**Alıştırma A**
Kayıtların en başından "svg-text:07:11: 07:11 xyxy=(888,513,904,520)" ifadesinin geçtiği satıra kadar olan satırları, iki uç da dahil, numaralı liste hâlinde yaz. Boş satırları atla.

**Verilen metin**
>>

Tasavvuf yayınları zamanın ruhunu gözetmeli

Kitap
Akıldan, maddeden, dünyadan; ruha, iç âleme eğilme egzersizleri insanları tasavvuf ile buluşturuyor. Stres, gerilim, gündelik hayatın rutinliği gibi insanı yoran, hasta eden faktörlerden kaçış, bu dar...
EMOJİLE

Akıldan, maddeden, dünyadan; ruha, iç âleme eğilme egzersizleri insanları tasavvuf ile buluşturuyor. Stres, gerilim, gündelik hayatın rutinliği gibi insanı yoran, hasta eden faktörlerden kaçış, bu daralmışlık içinde bir nefes arayışı. Bu arayışın neticesi tasavvuf yani kalbi kirlerden arındırma moda söylemle kalp detoksu.
İnsan doğası maddi manevi temizlenme üzerine kuruludur. Kirlenir ve akabinde temizlenmek ister. Bu insanı rahatlatır. İnsandaki bu huzur arayışı, tasavvuf ile yollarını kesiştirir. Tasavvuf konularına ve kitaplarına ilginin, merakın oldukça arttığı son yıllarda, biz de tasavvuf yayıncılığını sayfalarımıza taşıdık. Tasavvuf kitapları yayınlayan yayınevlerine bu alanda kitap basmanın hassasiyetlerini, okurlara bu konuda tavsiyelerini sorduk. Aldığımız cevaplar adeta yayınlarının üzerlerine sirayeti olarak, oldukça naif ve yol gösterici. 

“GÜNÜMÜZÜN İHTİYAÇLARINI GÖZETEN BİR DİL KULLANILMALI”

<<

(Öğelerin nerede göründüğüne dair kayıtlar)
>>

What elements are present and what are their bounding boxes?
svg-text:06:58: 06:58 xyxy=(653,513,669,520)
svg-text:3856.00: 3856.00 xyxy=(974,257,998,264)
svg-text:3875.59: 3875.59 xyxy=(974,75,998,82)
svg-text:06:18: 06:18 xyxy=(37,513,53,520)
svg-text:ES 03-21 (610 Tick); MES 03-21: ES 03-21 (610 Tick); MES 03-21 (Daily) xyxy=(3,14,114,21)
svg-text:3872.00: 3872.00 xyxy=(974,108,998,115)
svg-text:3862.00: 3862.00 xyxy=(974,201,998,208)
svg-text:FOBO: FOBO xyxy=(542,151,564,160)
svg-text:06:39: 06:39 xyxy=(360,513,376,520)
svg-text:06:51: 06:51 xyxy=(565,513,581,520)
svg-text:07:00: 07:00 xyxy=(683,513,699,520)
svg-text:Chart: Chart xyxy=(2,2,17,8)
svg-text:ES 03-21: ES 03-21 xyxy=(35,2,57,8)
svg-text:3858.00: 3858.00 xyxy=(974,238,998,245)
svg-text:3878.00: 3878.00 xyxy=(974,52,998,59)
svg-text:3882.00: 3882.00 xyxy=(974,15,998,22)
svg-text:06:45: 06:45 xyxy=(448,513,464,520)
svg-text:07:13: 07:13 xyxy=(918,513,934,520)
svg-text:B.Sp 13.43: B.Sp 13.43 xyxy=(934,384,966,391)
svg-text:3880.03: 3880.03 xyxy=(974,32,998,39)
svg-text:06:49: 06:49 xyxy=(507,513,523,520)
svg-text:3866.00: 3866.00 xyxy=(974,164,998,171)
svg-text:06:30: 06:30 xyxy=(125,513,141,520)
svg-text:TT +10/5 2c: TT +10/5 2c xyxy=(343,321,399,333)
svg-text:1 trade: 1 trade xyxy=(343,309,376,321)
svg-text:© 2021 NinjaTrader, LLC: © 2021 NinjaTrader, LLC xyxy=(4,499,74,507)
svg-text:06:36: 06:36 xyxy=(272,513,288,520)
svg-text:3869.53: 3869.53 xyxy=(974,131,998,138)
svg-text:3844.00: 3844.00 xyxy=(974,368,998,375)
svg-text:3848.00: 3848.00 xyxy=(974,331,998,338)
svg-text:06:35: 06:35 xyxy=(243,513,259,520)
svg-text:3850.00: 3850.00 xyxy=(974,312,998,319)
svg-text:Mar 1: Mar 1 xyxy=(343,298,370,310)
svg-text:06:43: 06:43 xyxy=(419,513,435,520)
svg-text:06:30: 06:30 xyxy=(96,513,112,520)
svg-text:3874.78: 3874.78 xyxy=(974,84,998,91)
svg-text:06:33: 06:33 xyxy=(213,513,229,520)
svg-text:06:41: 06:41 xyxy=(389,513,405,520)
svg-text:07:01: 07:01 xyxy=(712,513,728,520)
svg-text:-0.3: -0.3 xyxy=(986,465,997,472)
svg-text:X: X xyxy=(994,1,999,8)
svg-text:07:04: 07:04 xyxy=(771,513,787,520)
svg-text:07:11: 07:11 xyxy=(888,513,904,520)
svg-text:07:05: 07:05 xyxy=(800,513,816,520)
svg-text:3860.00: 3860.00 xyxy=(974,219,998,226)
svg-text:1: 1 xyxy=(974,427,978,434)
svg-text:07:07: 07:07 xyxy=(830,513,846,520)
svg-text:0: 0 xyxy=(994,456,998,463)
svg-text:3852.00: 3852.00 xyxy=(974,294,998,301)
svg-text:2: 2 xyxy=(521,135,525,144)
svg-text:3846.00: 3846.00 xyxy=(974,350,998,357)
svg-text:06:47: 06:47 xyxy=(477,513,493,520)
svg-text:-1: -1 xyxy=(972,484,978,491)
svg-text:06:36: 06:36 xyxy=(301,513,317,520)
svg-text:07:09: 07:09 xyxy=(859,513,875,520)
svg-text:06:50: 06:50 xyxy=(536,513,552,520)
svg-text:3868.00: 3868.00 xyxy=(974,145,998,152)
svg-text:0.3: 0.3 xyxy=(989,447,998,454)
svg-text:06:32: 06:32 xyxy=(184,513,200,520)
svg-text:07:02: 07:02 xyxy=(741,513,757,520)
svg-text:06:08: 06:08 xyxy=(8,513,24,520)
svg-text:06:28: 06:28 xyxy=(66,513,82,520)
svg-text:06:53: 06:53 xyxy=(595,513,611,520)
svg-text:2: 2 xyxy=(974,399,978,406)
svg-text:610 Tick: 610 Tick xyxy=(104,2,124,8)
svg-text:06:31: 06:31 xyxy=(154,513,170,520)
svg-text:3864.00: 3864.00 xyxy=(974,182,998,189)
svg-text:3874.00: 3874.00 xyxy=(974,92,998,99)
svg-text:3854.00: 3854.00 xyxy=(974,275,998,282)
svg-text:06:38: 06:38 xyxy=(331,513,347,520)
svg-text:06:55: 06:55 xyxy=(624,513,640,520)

<<

**Alıştırma B**
Tasavvuf yayıncılığı yazısında tasavvufun moda söylemle nasıl adlandırıldığı belirtiliyor?

**Tam yanıt A**
1. What elements are present and what are their bounding boxes?
2. svg-text:06:58: 06:58 xyxy=(653,513,669,520)
3. svg-text:3856.00: 3856.00 xyxy=(974,257,998,264)
4. svg-text:3875.59: 3875.59 xyxy=(974,75,998,82)
5. svg-text:06:18: 06:18 xyxy=(37,513,53,520)
6. svg-text:ES 03-21 (610 Tick); MES 03-21: ES 03-21 (610 Tick); MES 03-21 (Daily) xyxy=(3,14,114,21)
7. svg-text:3872.00: 3872.00 xyxy=(974,108,998,115)
8. svg-text:3862.00: 3862.00 xyxy=(974,201,998,208)
9. svg-text:FOBO: FOBO xyxy=(542,151,564,160)
10. svg-text:06:39: 06:39 xyxy=(360,513,376,520)
11. svg-text:06:51: 06:51 xyxy=(565,513,581,520)
12. svg-text:07:00: 07:00 xyxy=(683,513,699,520)
13. svg-text:Chart: Chart xyxy=(2,2,17,8)
14. svg-text:ES 03-21: ES 03-21 xyxy=(35,2,57,8)
15. svg-text:3858.00: 3858.00 xyxy=(974,238,998,245)
16. svg-text:3878.00: 3878.00 xyxy=(974,52,998,59)
17. svg-text:3882.00: 3882.00 xyxy=(974,15,998,22)
18. svg-text:06:45: 06:45 xyxy=(448,513,464,520)
19. svg-text:07:13: 07:13 xyxy=(918,513,934,520)
20. svg-text:B.Sp 13.43: B.Sp 13.43 xyxy=(934,384,966,391)
21. svg-text:3880.03: 3880.03 xyxy=(974,32,998,39)
22. svg-text:06:49: 06:49 xyxy=(507,513,523,520)
23. svg-text:3866.00: 3866.00 xyxy=(974,164,998,171)
24. svg-text:06:30: 06:30 xyxy=(125,513,141,520)
25. svg-text:TT +10/5 2c: TT +10/5 2c xyxy=(343,321,399,333)
26. svg-text:1 trade: 1 trade xyxy=(343,309,376,321)
27. svg-text:© 2021 NinjaTrader, LLC: © 2021 NinjaTrader, LLC xyxy=(4,499,74,507)
28. svg-text:06:36: 06:36 xyxy=(272,513,288,520)
29. svg-text:3869.53: 3869.53 xyxy=(974,131,998,138)
30. svg-text:3844.00: 3844.00 xyxy=(974,368,998,375)
31. svg-text:3848.00: 3848.00 xyxy=(974,331,998,338)
32. svg-text:06:35: 06:35 xyxy=(243,513,259,520)
33. svg-text:3850.00: 3850.00 xyxy=(974,312,998,319)
34. svg-text:Mar 1: Mar 1 xyxy=(343,298,370,310)
35. svg-text:06:43: 06:43 xyxy=(419,513,435,520)
36. svg-text:06:30: 06:30 xyxy=(96,513,112,520)
37. svg-text:3874.78: 3874.78 xyxy=(974,84,998,91)
38. svg-text:06:33: 06:33 xyxy=(213,513,229,520)
39. svg-text:06:41: 06:41 xyxy=(389,513,405,520)
40. svg-text:07:01: 07:01 xyxy=(712,513,728,520)
41. svg-text:-0.3: -0.3 xyxy=(986,465,997,472)
42. svg-text:X: X xyxy=(994,1,999,8)
43. svg-text:07:04: 07:04 xyxy=(771,513,787,520)
44. svg-text:07:11: 07:11 xyxy=(888,513,904,520)

**Tam yanıt B**
Kalp detoksu.